BEGIN LISTED RECORDS
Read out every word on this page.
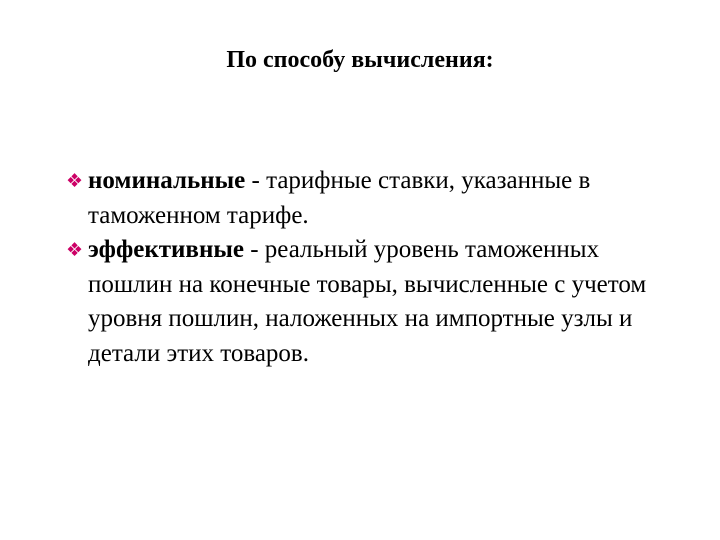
По способу вычисления:
❖ номинальные - тарифные ставки, указанные в таможенном тарифе.
❖ эффективные - реальный уровень таможенных пошлин на конечные товары, вычисленные с учетом уровня пошлин, наложенных на импортные узлы и детали этих товаров.
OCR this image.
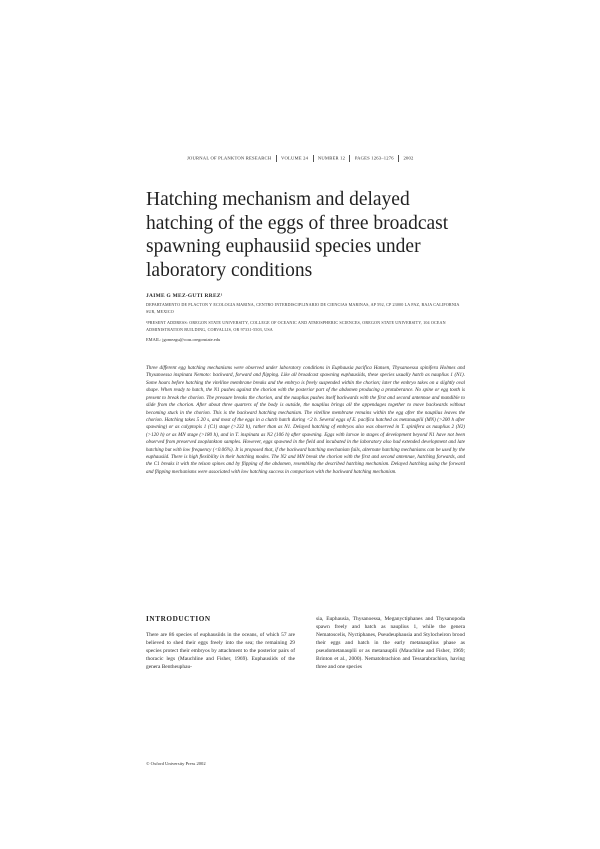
JOURNAL OF PLANKTON RESEARCH VOLUME 24 NUMBER 12 PAGES 1263–1276 2002
Hatching mechanism and delayed hatching of the eggs of three broadcast spawning euphausiid species under laboratory conditions
JAIME G MEZ-GUTI RREZ¹
DEPARTAMENTO DE PLACTON Y ECOLOGIA MARINA, CENTRO INTERDISCIPLINARIO DE CIENCIAS MARINAS, AP 592, CP 23000 LA PAZ, BAJA CALIFORNIA SUR, MEXICO
¹PRESENT ADDRESS: OREGON STATE UNIVERSITY, COLLEGE OF OCEANIC AND ATMOSPHERIC SCIENCES, OREGON STATE UNIVERSITY, 104 OCEAN ADMINISTRATION BUILDING, CORVALLIS, OR 97331-5503, USA
EMAIL: jgomezgu@coas.oregonstate.edu

Three different egg hatching mechanisms were observed under laboratory conditions in Euphausia pacifica Hansen, Thysanoessa spinifera Holmes and Thysanoessa inspinata Nemoto: backward, forward and flipping. Like all broadcast spawning euphausiids, these species usually hatch as nauplius 1 (N1). Some hours before hatching the vitelline membrane breaks and the embryo is freely suspended within the chorion; later the embryo takes on a slightly oval shape. When ready to hatch, the N1 pushes against the chorion with the posterior part of the abdomen producing a protuberance. No spine or egg tooth is present to break the chorion. The pressure breaks the chorion, and the nauplius pushes itself backwards with the first and second antennae and mandible to slide from the chorion. After about three quarters of the body is outside, the nauplius brings all the appendages together to move backwards without becoming stuck in the chorion. This is the backward hatching mechanism. The vitelline membrane remains within the egg after the nauplius leaves the chorion. Hatching takes 5 20 s, and most of the eggs in a clutch hatch during <2 h. Several eggs of E. pacifica hatched as metanauplii (MN) (>200 h after spawning) or as calyptopis 1 (C1) stage (>232 h), rather than as N1. Delayed hatching of embryos also was observed in T. spinifera as nauplius 2 (N2) (>120 h) or as MN stage (>180 h), and in T. inspinata as N2 (106 h) after spawning. Eggs with larvae in stages of development beyond N1 have not been observed from preserved zooplankton samples. However, eggs spawned in the field and incubated in the laboratory also had extended development and late hatching but with low frequency (<0.06%). It is proposed that, if the backward hatching mechanism fails, alternate hatching mechanisms can be used by the euphausiid. There is high flexibility in their hatching modes. The N2 and MN break the chorion with the first and second antennae, hatching forwards, and the C1 breaks it with the telson spines and by flipping of the abdomen, resembling the described hatching mechanism. Delayed hatching using the forward and flipping mechanisms were associated with low hatching success in comparison with the backward hatching mechanism.

INTRODUCTION

There are 86 species of euphausiids in the oceans, of which 57 are believed to shed their eggs freely into the sea; the remaining 29 species protect their embryos by attachment to the posterior pairs of thoracic legs (Mauchline and Fisher, 1969). Euphausiids of the genera Bentheuphau-

sia, Euphausia, Thysanoessa, Meganyctiphanes and Thysanopoda spawn freely and hatch as nauplius 1, while the genera Nematoscelis, Nyctiphanes, Pseudeuphausia and Stylocheiron brood their eggs and hatch in the early metanauplius phase as pseudometanauplii or as metanauplii (Mauchline and Fisher, 1969; Brinton et al., 2000). Nematobrachion and Tessarabrachion, having three and one species

© Oxford University Press 2002
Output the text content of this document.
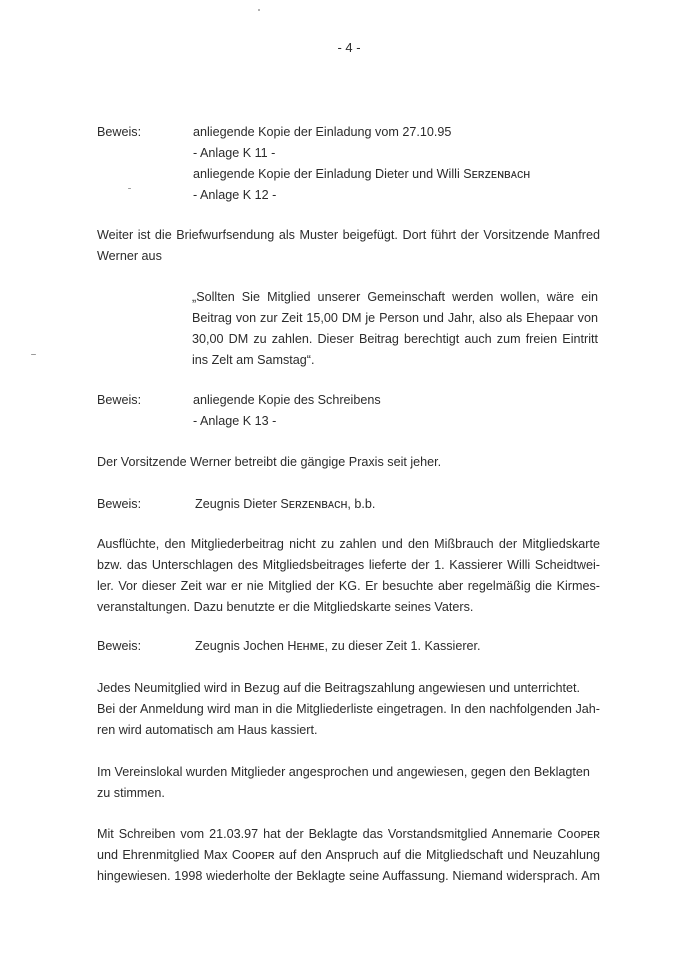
- 4 -
Beweis:	anliegende Kopie der Einladung vom 27.10.95
- Anlage K 11 -
anliegende Kopie der Einladung Dieter und Willi Sᴇʀᴢᴇɴʙᴀᴄʜ
- Anlage K 12 -
Weiter ist die Briefwurfsendung als Muster beigefügt. Dort führt der Vorsitzende Manfred
Werner aus
„Sollten Sie Mitglied unserer Gemeinschaft werden wollen, wäre ein
Beitrag von zur Zeit 15,00 DM je Person und Jahr, also als Ehepaar von
30,00 DM zu zahlen. Dieser Beitrag berechtigt auch zum freien Eintritt
ins Zelt am Samstag“.
Beweis:	anliegende Kopie des Schreibens
- Anlage K 13 -
Der Vorsitzende Werner betreibt die gängige Praxis seit jeher.
Beweis:	Zeugnis Dieter Sᴇʀᴢᴇɴʙᴀᴄʜ, b.b.
Ausflüchte, den Mitgliederbeitrag nicht zu zahlen und den Mißbrauch der Mitgliedskarte
bzw. das Unterschlagen des Mitgliedsbeitrages lieferte der 1. Kassierer Willi Scheidtwei-
ler. Vor dieser Zeit war er nie Mitglied der KG. Er besuchte aber regelmäßig die Kirmes-
veranstaltungen. Dazu benutzte er die Mitgliedskarte seines Vaters.
Beweis:	Zeugnis Jochen Hᴇʜᴍᴇ, zu dieser Zeit 1. Kassierer.
Jedes Neumitglied wird in Bezug auf die Beitragszahlung angewiesen und unterrichtet.
Bei der Anmeldung wird man in die Mitgliederliste eingetragen. In den nachfolgenden Jah-
ren wird automatisch am Haus kassiert.
Im Vereinslokal wurden Mitglieder angesprochen und angewiesen, gegen den Beklagten
zu stimmen.
Mit Schreiben vom 21.03.97 hat der Beklagte das Vorstandsmitglied Annemarie Cᴏᴏᴘᴇʀ
und Ehrenmitglied Max Cᴏᴏᴘᴇʀ auf den Anspruch auf die Mitgliedschaft und Neuzahlung
hingewiesen. 1998 wiederholte der Beklagte seine Auffassung. Niemand widersprach. Am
END LISTED RECORDS
** REQUEST **
Give back every line exactly as it stands, pictures excluded.

** ANSWER TO THIS TASK **
Read out every word on this page.
По способу вычисления:
❖ номинальные - тарифные ставки, указанные в таможенном тарифе.
❖ эффективные - реальный уровень таможенных пошлин на конечные товары, вычисленные с учетом уровня пошлин, наложенных на импортные узлы и детали этих товаров.
OCR this image.
JOURNAL OF PLANKTON RESEARCH VOLUME 24 NUMBER 12 PAGES 1263–1276 2002
Hatching mechanism and delayed hatching of the eggs of three broadcast spawning euphausiid species under laboratory conditions
JAIME G MEZ-GUTI RREZ¹
DEPARTAMENTO DE PLACTON Y ECOLOGIA MARINA, CENTRO INTERDISCIPLINARIO DE CIENCIAS MARINAS, AP 592, CP 23000 LA PAZ, BAJA CALIFORNIA SUR, MEXICO
¹PRESENT ADDRESS: OREGON STATE UNIVERSITY, COLLEGE OF OCEANIC AND ATMOSPHERIC SCIENCES, OREGON STATE UNIVERSITY, 104 OCEAN ADMINISTRATION BUILDING, CORVALLIS, OR 97331-5503, USA
EMAIL: jgomezgu@coas.oregonstate.edu

Three different egg hatching mechanisms were observed under laboratory conditions in Euphausia pacifica Hansen, Thysanoessa spinifera Holmes and Thysanoessa inspinata Nemoto: backward, forward and flipping. Like all broadcast spawning euphausiids, these species usually hatch as nauplius 1 (N1). Some hours before hatching the vitelline membrane breaks and the embryo is freely suspended within the chorion; later the embryo takes on a slightly oval shape. When ready to hatch, the N1 pushes against the chorion with the posterior part of the abdomen producing a protuberance. No spine or egg tooth is present to break the chorion. The pressure breaks the chorion, and the nauplius pushes itself backwards with the first and second antennae and mandible to slide from the chorion. After about three quarters of the body is outside, the nauplius brings all the appendages together to move backwards without becoming stuck in the chorion. This is the backward hatching mechanism. The vitelline membrane remains within the egg after the nauplius leaves the chorion. Hatching takes 5 20 s, and most of the eggs in a clutch hatch during <2 h. Several eggs of E. pacifica hatched as metanauplii (MN) (>200 h after spawning) or as calyptopis 1 (C1) stage (>232 h), rather than as N1. Delayed hatching of embryos also was observed in T. spinifera as nauplius 2 (N2) (>120 h) or as MN stage (>180 h), and in T. inspinata as N2 (106 h) after spawning. Eggs with larvae in stages of development beyond N1 have not been observed from preserved zooplankton samples. However, eggs spawned in the field and incubated in the laboratory also had extended development and late hatching but with low frequency (<0.06%). It is proposed that, if the backward hatching mechanism fails, alternate hatching mechanisms can be used by the euphausiid. There is high flexibility in their hatching modes. The N2 and MN break the chorion with the first and second antennae, hatching forwards, and the C1 breaks it with the telson spines and by flipping of the abdomen, resembling the described hatching mechanism. Delayed hatching using the forward and flipping mechanisms were associated with low hatching success in comparison with the backward hatching mechanism.

INTRODUCTION

There are 86 species of euphausiids in the oceans, of which 57 are believed to shed their eggs freely into the sea; the remaining 29 species protect their embryos by attachment to the posterior pairs of thoracic legs (Mauchline and Fisher, 1969). Euphausiids of the genera Bentheuphau-

sia, Euphausia, Thysanoessa, Meganyctiphanes and Thysanopoda spawn freely and hatch as nauplius 1, while the genera Nematoscelis, Nyctiphanes, Pseudeuphausia and Stylocheiron brood their eggs and hatch in the early metanauplius phase as pseudometanauplii or as metanauplii (Mauchline and Fisher, 1969; Brinton et al., 2000). Nematobrachion and Tessarabrachion, having three and one species

© Oxford University Press 2002
Output the text content of this document.
- 4 -
Beweis:	anliegende Kopie der Einladung vom 27.10.95
- Anlage K 11 -
anliegende Kopie der Einladung Dieter und Willi Sᴇʀᴢᴇɴʙᴀᴄʜ
- Anlage K 12 -
Weiter ist die Briefwurfsendung als Muster beigefügt. Dort führt der Vorsitzende Manfred
Werner aus
„Sollten Sie Mitglied unserer Gemeinschaft werden wollen, wäre ein
Beitrag von zur Zeit 15,00 DM je Person und Jahr, also als Ehepaar von
30,00 DM zu zahlen. Dieser Beitrag berechtigt auch zum freien Eintritt
ins Zelt am Samstag“.
Beweis:	anliegende Kopie des Schreibens
- Anlage K 13 -
Der Vorsitzende Werner betreibt die gängige Praxis seit jeher.
Beweis:	Zeugnis Dieter Sᴇʀᴢᴇɴʙᴀᴄʜ, b.b.
Ausflüchte, den Mitgliederbeitrag nicht zu zahlen und den Mißbrauch der Mitgliedskarte
bzw. das Unterschlagen des Mitgliedsbeitrages lieferte der 1. Kassierer Willi Scheidtwei-
ler. Vor dieser Zeit war er nie Mitglied der KG. Er besuchte aber regelmäßig die Kirmes-
veranstaltungen. Dazu benutzte er die Mitgliedskarte seines Vaters.
Beweis:	Zeugnis Jochen Hᴇʜᴍᴇ, zu dieser Zeit 1. Kassierer.
Jedes Neumitglied wird in Bezug auf die Beitragszahlung angewiesen und unterrichtet.
Bei der Anmeldung wird man in die Mitgliederliste eingetragen. In den nachfolgenden Jah-
ren wird automatisch am Haus kassiert.
Im Vereinslokal wurden Mitglieder angesprochen und angewiesen, gegen den Beklagten
zu stimmen.
Mit Schreiben vom 21.03.97 hat der Beklagte das Vorstandsmitglied Annemarie Cᴏᴏᴘᴇʀ
und Ehrenmitglied Max Cᴏᴏᴘᴇʀ auf den Anspruch auf die Mitgliedschaft und Neuzahlung
hingewiesen. 1998 wiederholte der Beklagte seine Auffassung. Niemand widersprach. Am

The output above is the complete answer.